• _What you should do_
Reproduce all of the data exactly.

• _Stored items_
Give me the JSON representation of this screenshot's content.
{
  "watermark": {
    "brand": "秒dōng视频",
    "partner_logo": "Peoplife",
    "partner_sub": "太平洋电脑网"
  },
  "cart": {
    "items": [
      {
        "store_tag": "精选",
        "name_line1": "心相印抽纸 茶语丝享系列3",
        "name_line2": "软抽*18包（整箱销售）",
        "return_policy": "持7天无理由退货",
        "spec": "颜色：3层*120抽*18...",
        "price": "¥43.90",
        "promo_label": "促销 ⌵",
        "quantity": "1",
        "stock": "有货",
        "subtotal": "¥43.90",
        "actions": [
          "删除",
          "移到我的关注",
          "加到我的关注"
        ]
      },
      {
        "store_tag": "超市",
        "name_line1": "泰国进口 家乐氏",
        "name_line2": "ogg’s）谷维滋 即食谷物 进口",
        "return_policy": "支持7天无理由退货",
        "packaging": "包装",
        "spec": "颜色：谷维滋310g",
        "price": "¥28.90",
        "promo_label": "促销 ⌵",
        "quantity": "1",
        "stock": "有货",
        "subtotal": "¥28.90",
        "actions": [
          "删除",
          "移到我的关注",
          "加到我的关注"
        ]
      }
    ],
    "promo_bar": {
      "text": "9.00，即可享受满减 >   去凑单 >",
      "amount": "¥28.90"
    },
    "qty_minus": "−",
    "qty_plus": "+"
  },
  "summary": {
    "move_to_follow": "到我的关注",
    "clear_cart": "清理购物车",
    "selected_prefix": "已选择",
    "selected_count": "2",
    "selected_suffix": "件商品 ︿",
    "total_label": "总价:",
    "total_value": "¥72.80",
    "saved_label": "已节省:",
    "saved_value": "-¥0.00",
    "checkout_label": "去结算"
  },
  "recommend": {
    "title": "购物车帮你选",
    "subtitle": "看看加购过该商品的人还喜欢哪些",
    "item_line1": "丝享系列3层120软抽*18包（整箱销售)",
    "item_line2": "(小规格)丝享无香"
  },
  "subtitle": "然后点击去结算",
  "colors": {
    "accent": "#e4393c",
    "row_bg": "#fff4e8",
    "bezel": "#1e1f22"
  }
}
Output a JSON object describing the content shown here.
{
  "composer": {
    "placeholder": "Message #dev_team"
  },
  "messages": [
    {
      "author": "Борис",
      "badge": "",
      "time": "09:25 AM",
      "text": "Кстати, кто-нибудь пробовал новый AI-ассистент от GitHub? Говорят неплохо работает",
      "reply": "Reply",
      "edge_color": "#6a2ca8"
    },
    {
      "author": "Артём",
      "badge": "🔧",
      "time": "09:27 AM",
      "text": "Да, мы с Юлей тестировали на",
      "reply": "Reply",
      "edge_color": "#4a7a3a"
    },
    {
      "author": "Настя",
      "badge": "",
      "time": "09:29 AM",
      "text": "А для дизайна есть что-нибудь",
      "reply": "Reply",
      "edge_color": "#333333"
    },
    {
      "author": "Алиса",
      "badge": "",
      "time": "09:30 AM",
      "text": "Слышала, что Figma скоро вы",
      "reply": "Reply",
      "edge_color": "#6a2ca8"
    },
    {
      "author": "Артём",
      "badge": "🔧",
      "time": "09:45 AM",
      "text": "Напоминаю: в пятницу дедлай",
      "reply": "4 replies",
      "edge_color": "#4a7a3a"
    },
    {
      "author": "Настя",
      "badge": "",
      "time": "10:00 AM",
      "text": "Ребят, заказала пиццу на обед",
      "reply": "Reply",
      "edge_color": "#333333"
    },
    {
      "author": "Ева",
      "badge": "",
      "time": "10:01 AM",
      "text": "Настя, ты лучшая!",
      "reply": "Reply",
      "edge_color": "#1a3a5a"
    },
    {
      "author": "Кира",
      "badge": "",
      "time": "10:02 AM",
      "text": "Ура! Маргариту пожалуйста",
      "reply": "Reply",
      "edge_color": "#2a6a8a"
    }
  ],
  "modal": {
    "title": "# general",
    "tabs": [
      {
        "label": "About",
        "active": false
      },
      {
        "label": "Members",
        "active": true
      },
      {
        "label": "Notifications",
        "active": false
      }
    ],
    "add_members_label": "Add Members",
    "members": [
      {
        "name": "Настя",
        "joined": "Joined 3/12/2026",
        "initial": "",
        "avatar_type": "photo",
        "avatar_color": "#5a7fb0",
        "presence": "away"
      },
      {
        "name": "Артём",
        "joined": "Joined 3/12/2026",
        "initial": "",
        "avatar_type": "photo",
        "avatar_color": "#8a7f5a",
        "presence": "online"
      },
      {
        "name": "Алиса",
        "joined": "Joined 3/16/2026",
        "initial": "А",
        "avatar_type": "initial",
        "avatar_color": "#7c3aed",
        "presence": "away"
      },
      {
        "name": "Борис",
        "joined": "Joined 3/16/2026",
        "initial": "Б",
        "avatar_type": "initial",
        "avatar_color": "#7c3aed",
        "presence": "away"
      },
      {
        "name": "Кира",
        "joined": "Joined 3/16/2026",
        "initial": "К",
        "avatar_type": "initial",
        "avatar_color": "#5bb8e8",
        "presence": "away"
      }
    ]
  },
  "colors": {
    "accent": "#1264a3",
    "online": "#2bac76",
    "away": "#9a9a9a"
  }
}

• _Exercise result_
Give me the JSON representation of this screenshot's content.
{
  "watermark": {
    "brand": "秒dōng视频",
    "partner_logo": "Peoplife",
    "partner_sub": "太平洋电脑网"
  },
  "cart": {
    "items": [
      {
        "store_tag": "精选",
        "name_line1": "心相印抽纸 茶语丝享系列3",
        "name_line2": "软抽*18包（整箱销售）",
        "return_policy": "持7天无理由退货",
        "spec": "颜色：3层*120抽*18...",
        "price": "¥43.90",
        "promo_label": "促销 ⌵",
        "quantity": "1",
        "stock": "有货",
        "subtotal": "¥43.90",
        "actions": [
          "删除",
          "移到我的关注",
          "加到我的关注"
        ]
      },
      {
        "store_tag": "超市",
        "name_line1": "泰国进口 家乐氏",
        "name_line2": "ogg’s）谷维滋 即食谷物 进口",
        "return_policy": "支持7天无理由退货",
        "packaging": "包装",
        "spec": "颜色：谷维滋310g",
        "price": "¥28.90",
        "promo_label": "促销 ⌵",
        "quantity": "1",
        "stock": "有货",
        "subtotal": "¥28.90",
        "actions": [
          "删除",
          "移到我的关注",
          "加到我的关注"
        ]
      }
    ],
    "promo_bar": {
      "text": "9.00，即可享受满减 >   去凑单 >",
      "amount": "¥28.90"
    },
    "qty_minus": "−",
    "qty_plus": "+"
  },
  "summary": {
    "move_to_follow": "到我的关注",
    "clear_cart": "清理购物车",
    "selected_prefix": "已选择",
    "selected_count": "2",
    "selected_suffix": "件商品 ︿",
    "total_label": "总价:",
    "total_value": "¥72.80",
    "saved_label": "已节省:",
    "saved_value": "-¥0.00",
    "checkout_label": "去结算"
  },
  "recommend": {
    "title": "购物车帮你选",
    "subtitle": "看看加购过该商品的人还喜欢哪些",
    "item_line1": "丝享系列3层120软抽*18包（整箱销售)",
    "item_line2": "(小规格)丝享无香"
  },
  "subtitle": "然后点击去结算",
  "colors": {
    "accent": "#e4393c",
    "row_bg": "#fff4e8",
    "bezel": "#1e1f22"
  }
}
Output a JSON object describing the content shown here.
{
  "composer": {
    "placeholder": "Message #dev_team"
  },
  "messages": [
    {
      "author": "Борис",
      "badge": "",
      "time": "09:25 AM",
      "text": "Кстати, кто-нибудь пробовал новый AI-ассистент от GitHub? Говорят неплохо работает",
      "reply": "Reply",
      "edge_color": "#6a2ca8"
    },
    {
      "author": "Артём",
      "badge": "🔧",
      "time": "09:27 AM",
      "text": "Да, мы с Юлей тестировали на",
      "reply": "Reply",
      "edge_color": "#4a7a3a"
    },
    {
      "author": "Настя",
      "badge": "",
      "time": "09:29 AM",
      "text": "А для дизайна есть что-нибудь",
      "reply": "Reply",
      "edge_color": "#333333"
    },
    {
      "author": "Алиса",
      "badge": "",
      "time": "09:30 AM",
      "text": "Слышала, что Figma скоро вы",
      "reply": "Reply",
      "edge_color": "#6a2ca8"
    },
    {
      "author": "Артём",
      "badge": "🔧",
      "time": "09:45 AM",
      "text": "Напоминаю: в пятницу дедлай",
      "reply": "4 replies",
      "edge_color": "#4a7a3a"
    },
    {
      "author": "Настя",
      "badge": "",
      "time": "10:00 AM",
      "text": "Ребят, заказала пиццу на обед",
      "reply": "Reply",
      "edge_color": "#333333"
    },
    {
      "author": "Ева",
      "badge": "",
      "time": "10:01 AM",
      "text": "Настя, ты лучшая!",
      "reply": "Reply",
      "edge_color": "#1a3a5a"
    },
    {
      "author": "Кира",
      "badge": "",
      "time": "10:02 AM",
      "text": "Ура! Маргариту пожалуйста",
      "reply": "Reply",
      "edge_color": "#2a6a8a"
    }
  ],
  "modal": {
    "title": "# general",
    "tabs": [
      {
        "label": "About",
        "active": false
      },
      {
        "label": "Members",
        "active": true
      },
      {
        "label": "Notifications",
        "active": false
      }
    ],
    "add_members_label": "Add Members",
    "members": [
      {
        "name": "Настя",
        "joined": "Joined 3/12/2026",
        "initial": "",
        "avatar_type": "photo",
        "avatar_color": "#5a7fb0",
        "presence": "away"
      },
      {
        "name": "Артём",
        "joined": "Joined 3/12/2026",
        "initial": "",
        "avatar_type": "photo",
        "avatar_color": "#8a7f5a",
        "presence": "online"
      },
      {
        "name": "Алиса",
        "joined": "Joined 3/16/2026",
        "initial": "А",
        "avatar_type": "initial",
        "avatar_color": "#7c3aed",
        "presence": "away"
      },
      {
        "name": "Борис",
        "joined": "Joined 3/16/2026",
        "initial": "Б",
        "avatar_type": "initial",
        "avatar_color": "#7c3aed",
        "presence": "away"
      },
      {
        "name": "Кира",
        "joined": "Joined 3/16/2026",
        "initial": "К",
        "avatar_type": "initial",
        "avatar_color": "#5bb8e8",
        "presence": "away"
      }
    ]
  },
  "colors": {
    "accent": "#1264a3",
    "online": "#2bac76",
    "away": "#9a9a9a"
  }
}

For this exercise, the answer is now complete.